» Challenge
Count the lines that include the string "French", and give only that number.

» Listed entries
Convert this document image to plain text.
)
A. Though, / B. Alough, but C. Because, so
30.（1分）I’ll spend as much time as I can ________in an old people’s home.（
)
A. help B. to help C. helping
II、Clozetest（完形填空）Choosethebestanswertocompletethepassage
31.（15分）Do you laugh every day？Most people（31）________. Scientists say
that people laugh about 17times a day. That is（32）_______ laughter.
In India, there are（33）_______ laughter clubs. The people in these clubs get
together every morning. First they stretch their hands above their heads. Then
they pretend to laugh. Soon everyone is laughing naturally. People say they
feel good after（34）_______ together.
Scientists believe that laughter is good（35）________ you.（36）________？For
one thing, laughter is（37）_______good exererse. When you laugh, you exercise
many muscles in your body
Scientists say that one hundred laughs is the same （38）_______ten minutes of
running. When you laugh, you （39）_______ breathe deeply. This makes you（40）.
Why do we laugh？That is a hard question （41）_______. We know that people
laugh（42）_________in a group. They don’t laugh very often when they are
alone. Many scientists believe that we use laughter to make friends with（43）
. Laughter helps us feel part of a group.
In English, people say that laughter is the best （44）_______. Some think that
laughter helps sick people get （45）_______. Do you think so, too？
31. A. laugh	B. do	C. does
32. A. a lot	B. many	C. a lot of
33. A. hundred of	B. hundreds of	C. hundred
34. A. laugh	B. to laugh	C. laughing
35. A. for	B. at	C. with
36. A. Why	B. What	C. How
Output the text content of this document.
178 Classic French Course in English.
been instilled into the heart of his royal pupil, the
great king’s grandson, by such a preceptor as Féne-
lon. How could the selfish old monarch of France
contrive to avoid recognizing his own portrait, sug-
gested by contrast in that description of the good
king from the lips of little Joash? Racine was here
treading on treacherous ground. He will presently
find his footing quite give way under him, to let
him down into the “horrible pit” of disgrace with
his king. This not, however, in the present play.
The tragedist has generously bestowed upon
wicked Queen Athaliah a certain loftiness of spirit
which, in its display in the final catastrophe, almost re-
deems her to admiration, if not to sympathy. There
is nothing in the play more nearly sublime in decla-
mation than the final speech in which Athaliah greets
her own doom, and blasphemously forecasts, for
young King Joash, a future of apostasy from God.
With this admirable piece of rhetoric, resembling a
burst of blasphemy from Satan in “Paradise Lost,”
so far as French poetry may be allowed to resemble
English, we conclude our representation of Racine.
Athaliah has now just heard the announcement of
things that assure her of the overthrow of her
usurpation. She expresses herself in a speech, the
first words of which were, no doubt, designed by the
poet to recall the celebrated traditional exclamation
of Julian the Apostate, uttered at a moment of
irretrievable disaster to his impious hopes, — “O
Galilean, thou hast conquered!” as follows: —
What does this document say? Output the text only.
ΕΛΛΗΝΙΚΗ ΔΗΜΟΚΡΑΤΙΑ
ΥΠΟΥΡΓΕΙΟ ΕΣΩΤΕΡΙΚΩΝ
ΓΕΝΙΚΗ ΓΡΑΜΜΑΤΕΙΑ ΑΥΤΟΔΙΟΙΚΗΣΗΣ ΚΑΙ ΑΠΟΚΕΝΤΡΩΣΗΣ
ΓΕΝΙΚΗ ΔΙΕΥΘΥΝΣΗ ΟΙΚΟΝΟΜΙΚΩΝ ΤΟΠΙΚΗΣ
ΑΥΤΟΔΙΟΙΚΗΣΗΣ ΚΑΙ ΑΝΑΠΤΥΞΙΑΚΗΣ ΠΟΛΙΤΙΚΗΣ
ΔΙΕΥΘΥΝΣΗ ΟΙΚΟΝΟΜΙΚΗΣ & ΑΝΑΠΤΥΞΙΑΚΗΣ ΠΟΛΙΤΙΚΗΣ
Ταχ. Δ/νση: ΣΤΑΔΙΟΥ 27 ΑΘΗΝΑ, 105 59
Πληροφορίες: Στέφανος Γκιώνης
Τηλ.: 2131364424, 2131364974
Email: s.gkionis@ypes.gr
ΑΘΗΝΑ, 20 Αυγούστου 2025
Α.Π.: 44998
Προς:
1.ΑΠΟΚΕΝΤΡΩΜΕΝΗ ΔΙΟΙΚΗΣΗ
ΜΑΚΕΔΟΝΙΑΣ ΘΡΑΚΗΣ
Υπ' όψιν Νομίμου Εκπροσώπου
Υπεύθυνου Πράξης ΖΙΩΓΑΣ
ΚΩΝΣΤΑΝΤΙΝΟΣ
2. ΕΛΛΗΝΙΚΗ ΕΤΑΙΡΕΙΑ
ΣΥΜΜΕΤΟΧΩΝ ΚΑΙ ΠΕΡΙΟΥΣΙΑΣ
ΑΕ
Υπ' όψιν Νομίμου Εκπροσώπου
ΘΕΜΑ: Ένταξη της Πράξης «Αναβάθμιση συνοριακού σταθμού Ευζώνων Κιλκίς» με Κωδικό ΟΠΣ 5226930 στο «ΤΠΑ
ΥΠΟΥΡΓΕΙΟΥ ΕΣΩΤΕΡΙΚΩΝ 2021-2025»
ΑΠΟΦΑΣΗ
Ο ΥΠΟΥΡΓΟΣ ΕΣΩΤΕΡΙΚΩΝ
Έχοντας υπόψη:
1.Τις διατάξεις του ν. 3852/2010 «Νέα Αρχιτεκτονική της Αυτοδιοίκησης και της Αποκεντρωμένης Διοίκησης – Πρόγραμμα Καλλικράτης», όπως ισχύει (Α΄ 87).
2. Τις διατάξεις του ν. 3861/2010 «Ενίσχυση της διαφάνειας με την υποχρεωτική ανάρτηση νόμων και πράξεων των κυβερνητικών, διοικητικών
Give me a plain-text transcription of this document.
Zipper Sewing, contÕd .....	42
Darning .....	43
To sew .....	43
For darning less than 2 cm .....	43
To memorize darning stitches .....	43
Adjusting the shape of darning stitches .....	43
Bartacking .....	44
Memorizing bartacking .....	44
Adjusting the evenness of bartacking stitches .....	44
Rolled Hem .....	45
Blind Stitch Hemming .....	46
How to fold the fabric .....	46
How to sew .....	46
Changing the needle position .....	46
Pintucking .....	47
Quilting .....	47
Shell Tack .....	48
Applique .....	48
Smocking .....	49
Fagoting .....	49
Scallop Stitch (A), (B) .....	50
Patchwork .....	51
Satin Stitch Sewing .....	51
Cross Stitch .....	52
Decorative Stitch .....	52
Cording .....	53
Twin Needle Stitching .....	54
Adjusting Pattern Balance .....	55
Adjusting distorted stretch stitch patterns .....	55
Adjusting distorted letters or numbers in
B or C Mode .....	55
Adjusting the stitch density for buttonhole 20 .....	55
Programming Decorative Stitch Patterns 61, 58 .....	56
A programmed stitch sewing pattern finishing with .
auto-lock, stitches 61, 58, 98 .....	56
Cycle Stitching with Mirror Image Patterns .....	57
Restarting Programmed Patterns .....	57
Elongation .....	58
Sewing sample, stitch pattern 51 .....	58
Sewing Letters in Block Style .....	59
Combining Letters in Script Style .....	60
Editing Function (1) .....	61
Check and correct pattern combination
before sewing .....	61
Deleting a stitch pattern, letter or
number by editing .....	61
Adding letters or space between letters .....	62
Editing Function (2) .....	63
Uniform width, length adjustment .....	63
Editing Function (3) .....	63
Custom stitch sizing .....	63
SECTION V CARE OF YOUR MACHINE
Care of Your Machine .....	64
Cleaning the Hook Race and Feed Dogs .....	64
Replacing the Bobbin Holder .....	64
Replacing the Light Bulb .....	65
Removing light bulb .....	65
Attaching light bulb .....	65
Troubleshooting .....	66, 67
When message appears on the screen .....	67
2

» Correct output
2